[Annotated element listings]

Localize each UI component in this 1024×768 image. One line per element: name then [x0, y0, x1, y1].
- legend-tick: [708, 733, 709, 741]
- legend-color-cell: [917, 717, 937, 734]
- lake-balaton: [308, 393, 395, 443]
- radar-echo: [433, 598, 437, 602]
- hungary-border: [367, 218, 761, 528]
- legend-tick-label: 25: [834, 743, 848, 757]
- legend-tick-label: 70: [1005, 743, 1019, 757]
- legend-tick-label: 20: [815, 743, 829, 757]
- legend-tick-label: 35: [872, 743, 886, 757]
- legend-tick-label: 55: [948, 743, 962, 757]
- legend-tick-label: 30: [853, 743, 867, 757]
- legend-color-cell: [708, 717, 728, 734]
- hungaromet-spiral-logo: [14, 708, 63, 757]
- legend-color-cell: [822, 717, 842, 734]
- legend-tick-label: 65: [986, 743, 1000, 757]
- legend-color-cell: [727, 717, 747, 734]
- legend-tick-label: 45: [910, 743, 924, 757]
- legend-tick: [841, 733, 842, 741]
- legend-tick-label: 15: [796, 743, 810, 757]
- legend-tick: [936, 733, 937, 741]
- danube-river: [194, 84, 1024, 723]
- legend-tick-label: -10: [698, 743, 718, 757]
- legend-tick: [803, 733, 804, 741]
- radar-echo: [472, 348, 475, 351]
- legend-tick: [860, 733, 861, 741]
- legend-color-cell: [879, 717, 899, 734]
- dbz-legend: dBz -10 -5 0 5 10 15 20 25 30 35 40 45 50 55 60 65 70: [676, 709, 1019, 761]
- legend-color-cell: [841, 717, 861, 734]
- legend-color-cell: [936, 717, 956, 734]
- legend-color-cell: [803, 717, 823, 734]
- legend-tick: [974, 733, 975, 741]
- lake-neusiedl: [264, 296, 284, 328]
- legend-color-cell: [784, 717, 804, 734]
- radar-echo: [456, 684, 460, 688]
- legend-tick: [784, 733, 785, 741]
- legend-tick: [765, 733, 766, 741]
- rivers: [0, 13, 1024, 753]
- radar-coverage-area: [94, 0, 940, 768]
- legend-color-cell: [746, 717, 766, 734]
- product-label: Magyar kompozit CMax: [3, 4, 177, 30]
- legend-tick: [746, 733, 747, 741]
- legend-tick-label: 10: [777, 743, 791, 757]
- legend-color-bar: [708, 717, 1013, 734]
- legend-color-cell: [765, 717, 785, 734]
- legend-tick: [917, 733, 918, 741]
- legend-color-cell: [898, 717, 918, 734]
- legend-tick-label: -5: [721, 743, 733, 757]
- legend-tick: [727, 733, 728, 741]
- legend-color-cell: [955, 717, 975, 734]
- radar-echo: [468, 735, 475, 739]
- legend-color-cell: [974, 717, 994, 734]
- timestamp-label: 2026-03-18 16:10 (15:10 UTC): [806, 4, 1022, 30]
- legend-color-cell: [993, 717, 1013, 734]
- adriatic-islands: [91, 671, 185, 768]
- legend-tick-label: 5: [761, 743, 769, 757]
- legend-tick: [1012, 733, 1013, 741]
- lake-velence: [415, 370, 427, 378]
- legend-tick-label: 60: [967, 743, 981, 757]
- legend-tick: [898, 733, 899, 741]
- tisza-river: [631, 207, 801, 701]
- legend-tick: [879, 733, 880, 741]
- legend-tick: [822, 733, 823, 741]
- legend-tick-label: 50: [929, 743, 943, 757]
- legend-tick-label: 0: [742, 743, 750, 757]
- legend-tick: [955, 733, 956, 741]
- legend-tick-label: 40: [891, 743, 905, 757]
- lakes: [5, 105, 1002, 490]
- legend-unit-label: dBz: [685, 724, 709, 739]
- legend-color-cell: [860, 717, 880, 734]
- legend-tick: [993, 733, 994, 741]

■ Set problem ■
Copy every line above word for word, without changing anything.

■ Solution ■
Localize each UI component in this 1024×768 image. One line per element: name then [x0, y0, x1, y1].
- legend-tick: [708, 733, 709, 741]
- legend-color-cell: [917, 717, 937, 734]
- lake-balaton: [308, 393, 395, 443]
- radar-echo: [433, 598, 437, 602]
- hungary-border: [367, 218, 761, 528]
- legend-tick-label: 25: [834, 743, 848, 757]
- legend-tick-label: 70: [1005, 743, 1019, 757]
- legend-tick-label: 20: [815, 743, 829, 757]
- legend-tick-label: 35: [872, 743, 886, 757]
- legend-tick-label: 55: [948, 743, 962, 757]
- legend-tick-label: 30: [853, 743, 867, 757]
- legend-color-cell: [708, 717, 728, 734]
- hungaromet-spiral-logo: [14, 708, 63, 757]
- legend-color-cell: [822, 717, 842, 734]
- legend-tick-label: 65: [986, 743, 1000, 757]
- legend-color-cell: [727, 717, 747, 734]
- legend-tick-label: 45: [910, 743, 924, 757]
- legend-tick: [841, 733, 842, 741]
- legend-tick-label: 15: [796, 743, 810, 757]
- legend-tick: [936, 733, 937, 741]
- danube-river: [194, 84, 1024, 723]
- legend-tick-label: -10: [698, 743, 718, 757]
- legend-tick: [803, 733, 804, 741]
- radar-echo: [472, 348, 475, 351]
- legend-tick: [860, 733, 861, 741]
- legend-color-cell: [879, 717, 899, 734]
- dbz-legend: dBz -10 -5 0 5 10 15 20 25 30 35 40 45 50 55 60 65 70: [676, 709, 1019, 761]
- legend-color-cell: [841, 717, 861, 734]
- legend-color-cell: [936, 717, 956, 734]
- legend-color-cell: [803, 717, 823, 734]
- legend-tick: [974, 733, 975, 741]
- lake-neusiedl: [264, 296, 284, 328]
- legend-color-cell: [784, 717, 804, 734]
- radar-echo: [456, 684, 460, 688]
- legend-tick: [784, 733, 785, 741]
- legend-tick: [765, 733, 766, 741]
- rivers: [0, 13, 1024, 753]
- radar-coverage-area: [94, 0, 940, 768]
- legend-color-cell: [746, 717, 766, 734]
- product-label: Magyar kompozit CMax: [3, 4, 177, 30]
- legend-tick: [746, 733, 747, 741]
- legend-tick-label: 10: [777, 743, 791, 757]
- legend-color-bar: [708, 717, 1013, 734]
- legend-color-cell: [765, 717, 785, 734]
- legend-tick: [917, 733, 918, 741]
- legend-color-cell: [898, 717, 918, 734]
- legend-tick-label: -5: [721, 743, 733, 757]
- legend-tick: [727, 733, 728, 741]
- legend-color-cell: [955, 717, 975, 734]
- radar-echo: [468, 735, 475, 739]
- legend-color-cell: [974, 717, 994, 734]
- timestamp-label: 2026-03-18 16:10 (15:10 UTC): [806, 4, 1022, 30]
- legend-color-cell: [993, 717, 1013, 734]
- adriatic-islands: [91, 671, 185, 768]
- legend-tick-label: 5: [761, 743, 769, 757]
- legend-tick: [1012, 733, 1013, 741]
- lake-velence: [415, 370, 427, 378]
- legend-tick-label: 60: [967, 743, 981, 757]
- legend-tick: [898, 733, 899, 741]
- tisza-river: [631, 207, 801, 701]
- legend-tick: [879, 733, 880, 741]
- legend-tick: [822, 733, 823, 741]
- legend-tick-label: 50: [929, 743, 943, 757]
- legend-tick-label: 0: [742, 743, 750, 757]
- legend-tick: [955, 733, 956, 741]
- legend-tick-label: 40: [891, 743, 905, 757]
- lakes: [5, 105, 1002, 490]
- legend-unit-label: dBz: [685, 724, 709, 739]
- legend-color-cell: [860, 717, 880, 734]
- legend-tick: [993, 733, 994, 741]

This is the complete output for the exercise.